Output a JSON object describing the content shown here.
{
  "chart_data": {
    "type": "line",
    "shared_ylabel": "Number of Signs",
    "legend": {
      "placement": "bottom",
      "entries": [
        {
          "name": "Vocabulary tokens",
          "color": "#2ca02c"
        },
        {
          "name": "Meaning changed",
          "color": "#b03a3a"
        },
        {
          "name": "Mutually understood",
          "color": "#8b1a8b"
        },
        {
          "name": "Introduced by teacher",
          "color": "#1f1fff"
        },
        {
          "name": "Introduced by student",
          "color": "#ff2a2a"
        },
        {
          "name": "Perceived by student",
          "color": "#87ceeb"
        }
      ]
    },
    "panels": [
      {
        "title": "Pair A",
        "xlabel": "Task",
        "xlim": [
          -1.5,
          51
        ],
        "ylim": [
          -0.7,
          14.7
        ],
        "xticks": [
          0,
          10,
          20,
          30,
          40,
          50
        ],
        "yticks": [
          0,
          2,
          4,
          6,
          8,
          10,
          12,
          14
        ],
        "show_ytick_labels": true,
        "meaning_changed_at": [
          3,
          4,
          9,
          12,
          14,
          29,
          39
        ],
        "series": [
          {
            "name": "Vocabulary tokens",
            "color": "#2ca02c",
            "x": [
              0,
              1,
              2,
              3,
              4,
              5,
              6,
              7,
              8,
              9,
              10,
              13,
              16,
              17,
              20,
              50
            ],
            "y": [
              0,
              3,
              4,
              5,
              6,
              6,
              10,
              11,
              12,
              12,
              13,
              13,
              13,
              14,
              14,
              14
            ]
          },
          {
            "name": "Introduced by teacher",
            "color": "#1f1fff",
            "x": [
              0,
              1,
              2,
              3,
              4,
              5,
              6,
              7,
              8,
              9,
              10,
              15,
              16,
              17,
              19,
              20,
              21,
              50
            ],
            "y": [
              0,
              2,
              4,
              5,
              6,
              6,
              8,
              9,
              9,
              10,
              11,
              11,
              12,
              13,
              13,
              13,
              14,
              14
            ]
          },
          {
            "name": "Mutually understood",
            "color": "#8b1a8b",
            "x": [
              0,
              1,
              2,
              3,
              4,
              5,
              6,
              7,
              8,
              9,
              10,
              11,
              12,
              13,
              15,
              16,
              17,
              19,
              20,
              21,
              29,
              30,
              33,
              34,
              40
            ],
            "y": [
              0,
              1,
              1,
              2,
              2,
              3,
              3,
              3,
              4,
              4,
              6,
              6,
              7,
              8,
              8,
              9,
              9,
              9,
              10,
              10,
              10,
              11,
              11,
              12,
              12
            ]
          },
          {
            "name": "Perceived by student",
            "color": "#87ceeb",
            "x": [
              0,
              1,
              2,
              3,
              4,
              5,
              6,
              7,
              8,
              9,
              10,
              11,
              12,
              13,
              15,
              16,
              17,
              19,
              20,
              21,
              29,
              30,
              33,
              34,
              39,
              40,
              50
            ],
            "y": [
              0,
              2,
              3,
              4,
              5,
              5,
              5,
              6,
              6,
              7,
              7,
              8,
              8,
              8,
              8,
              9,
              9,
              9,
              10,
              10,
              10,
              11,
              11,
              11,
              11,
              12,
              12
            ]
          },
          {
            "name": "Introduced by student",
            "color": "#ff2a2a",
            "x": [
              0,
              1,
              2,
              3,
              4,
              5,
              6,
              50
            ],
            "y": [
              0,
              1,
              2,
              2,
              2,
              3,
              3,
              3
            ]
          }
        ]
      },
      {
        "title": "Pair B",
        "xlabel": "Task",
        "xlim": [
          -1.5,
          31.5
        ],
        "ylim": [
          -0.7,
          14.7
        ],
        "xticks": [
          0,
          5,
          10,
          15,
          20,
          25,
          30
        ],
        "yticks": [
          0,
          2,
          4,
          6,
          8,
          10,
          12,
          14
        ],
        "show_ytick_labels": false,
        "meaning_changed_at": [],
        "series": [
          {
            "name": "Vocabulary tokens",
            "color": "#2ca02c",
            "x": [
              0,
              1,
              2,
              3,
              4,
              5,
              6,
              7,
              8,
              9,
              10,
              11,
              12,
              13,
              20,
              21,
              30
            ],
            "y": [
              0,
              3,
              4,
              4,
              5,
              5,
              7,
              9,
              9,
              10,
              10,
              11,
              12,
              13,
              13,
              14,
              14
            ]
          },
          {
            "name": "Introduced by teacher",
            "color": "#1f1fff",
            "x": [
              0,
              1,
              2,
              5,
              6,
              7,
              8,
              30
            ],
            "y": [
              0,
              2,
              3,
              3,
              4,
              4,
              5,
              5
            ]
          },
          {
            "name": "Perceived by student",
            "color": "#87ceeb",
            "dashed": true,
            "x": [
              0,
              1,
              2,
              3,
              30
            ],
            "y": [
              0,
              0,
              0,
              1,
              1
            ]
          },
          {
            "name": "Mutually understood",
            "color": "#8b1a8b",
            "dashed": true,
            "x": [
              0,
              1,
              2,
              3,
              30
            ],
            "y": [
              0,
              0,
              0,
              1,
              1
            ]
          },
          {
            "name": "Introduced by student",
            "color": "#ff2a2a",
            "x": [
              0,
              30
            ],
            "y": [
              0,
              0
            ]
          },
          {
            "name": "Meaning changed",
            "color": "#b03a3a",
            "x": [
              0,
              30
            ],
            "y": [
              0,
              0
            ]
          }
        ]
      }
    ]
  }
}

================

Goal
Restate each record exactly as written.

Solution for this task
Output a JSON object describing the content shown here.
{
  "chart_data": {
    "type": "line",
    "shared_ylabel": "Number of Signs",
    "legend": {
      "placement": "bottom",
      "entries": [
        {
          "name": "Vocabulary tokens",
          "color": "#2ca02c"
        },
        {
          "name": "Meaning changed",
          "color": "#b03a3a"
        },
        {
          "name": "Mutually understood",
          "color": "#8b1a8b"
        },
        {
          "name": "Introduced by teacher",
          "color": "#1f1fff"
        },
        {
          "name": "Introduced by student",
          "color": "#ff2a2a"
        },
        {
          "name": "Perceived by student",
          "color": "#87ceeb"
        }
      ]
    },
    "panels": [
      {
        "title": "Pair A",
        "xlabel": "Task",
        "xlim": [
          -1.5,
          51
        ],
        "ylim": [
          -0.7,
          14.7
        ],
        "xticks": [
          0,
          10,
          20,
          30,
          40,
          50
        ],
        "yticks": [
          0,
          2,
          4,
          6,
          8,
          10,
          12,
          14
        ],
        "show_ytick_labels": true,
        "meaning_changed_at": [
          3,
          4,
          9,
          12,
          14,
          29,
          39
        ],
        "series": [
          {
            "name": "Vocabulary tokens",
            "color": "#2ca02c",
            "x": [
              0,
              1,
              2,
              3,
              4,
              5,
              6,
              7,
              8,
              9,
              10,
              13,
              16,
              17,
              20,
              50
            ],
            "y": [
              0,
              3,
              4,
              5,
              6,
              6,
              10,
              11,
              12,
              12,
              13,
              13,
              13,
              14,
              14,
              14
            ]
          },
          {
            "name": "Introduced by teacher",
            "color": "#1f1fff",
            "x": [
              0,
              1,
              2,
              3,
              4,
              5,
              6,
              7,
              8,
              9,
              10,
              15,
              16,
              17,
              19,
              20,
              21,
              50
            ],
            "y": [
              0,
              2,
              4,
              5,
              6,
              6,
              8,
              9,
              9,
              10,
              11,
              11,
              12,
              13,
              13,
              13,
              14,
              14
            ]
          },
          {
            "name": "Mutually understood",
            "color": "#8b1a8b",
            "x": [
              0,
              1,
              2,
              3,
              4,
              5,
              6,
              7,
              8,
              9,
              10,
              11,
              12,
              13,
              15,
              16,
              17,
              19,
              20,
              21,
              29,
              30,
              33,
              34,
              40
            ],
            "y": [
              0,
              1,
              1,
              2,
              2,
              3,
              3,
              3,
              4,
              4,
              6,
              6,
              7,
              8,
              8,
              9,
              9,
              9,
              10,
              10,
              10,
              11,
              11,
              12,
              12
            ]
          },
          {
            "name": "Perceived by student",
            "color": "#87ceeb",
            "x": [
              0,
              1,
              2,
              3,
              4,
              5,
              6,
              7,
              8,
              9,
              10,
              11,
              12,
              13,
              15,
              16,
              17,
              19,
              20,
              21,
              29,
              30,
              33,
              34,
              39,
              40,
              50
            ],
            "y": [
              0,
              2,
              3,
              4,
              5,
              5,
              5,
              6,
              6,
              7,
              7,
              8,
              8,
              8,
              8,
              9,
              9,
              9,
              10,
              10,
              10,
              11,
              11,
              11,
              11,
              12,
              12
            ]
          },
          {
            "name": "Introduced by student",
            "color": "#ff2a2a",
            "x": [
              0,
              1,
              2,
              3,
              4,
              5,
              6,
              50
            ],
            "y": [
              0,
              1,
              2,
              2,
              2,
              3,
              3,
              3
            ]
          }
        ]
      },
      {
        "title": "Pair B",
        "xlabel": "Task",
        "xlim": [
          -1.5,
          31.5
        ],
        "ylim": [
          -0.7,
          14.7
        ],
        "xticks": [
          0,
          5,
          10,
          15,
          20,
          25,
          30
        ],
        "yticks": [
          0,
          2,
          4,
          6,
          8,
          10,
          12,
          14
        ],
        "show_ytick_labels": false,
        "meaning_changed_at": [],
        "series": [
          {
            "name": "Vocabulary tokens",
            "color": "#2ca02c",
            "x": [
              0,
              1,
              2,
              3,
              4,
              5,
              6,
              7,
              8,
              9,
              10,
              11,
              12,
              13,
              20,
              21,
              30
            ],
            "y": [
              0,
              3,
              4,
              4,
              5,
              5,
              7,
              9,
              9,
              10,
              10,
              11,
              12,
              13,
              13,
              14,
              14
            ]
          },
          {
            "name": "Introduced by teacher",
            "color": "#1f1fff",
            "x": [
              0,
              1,
              2,
              5,
              6,
              7,
              8,
              30
            ],
            "y": [
              0,
              2,
              3,
              3,
              4,
              4,
              5,
              5
            ]
          },
          {
            "name": "Perceived by student",
            "color": "#87ceeb",
            "dashed": true,
            "x": [
              0,
              1,
              2,
              3,
              30
            ],
            "y": [
              0,
              0,
              0,
              1,
              1
            ]
          },
          {
            "name": "Mutually understood",
            "color": "#8b1a8b",
            "dashed": true,
            "x": [
              0,
              1,
              2,
              3,
              30
            ],
            "y": [
              0,
              0,
              0,
              1,
              1
            ]
          },
          {
            "name": "Introduced by student",
            "color": "#ff2a2a",
            "x": [
              0,
              30
            ],
            "y": [
              0,
              0
            ]
          },
          {
            "name": "Meaning changed",
            "color": "#b03a3a",
            "x": [
              0,
              30
            ],
            "y": [
              0,
              0
            ]
          }
        ]
      }
    ]
  }
}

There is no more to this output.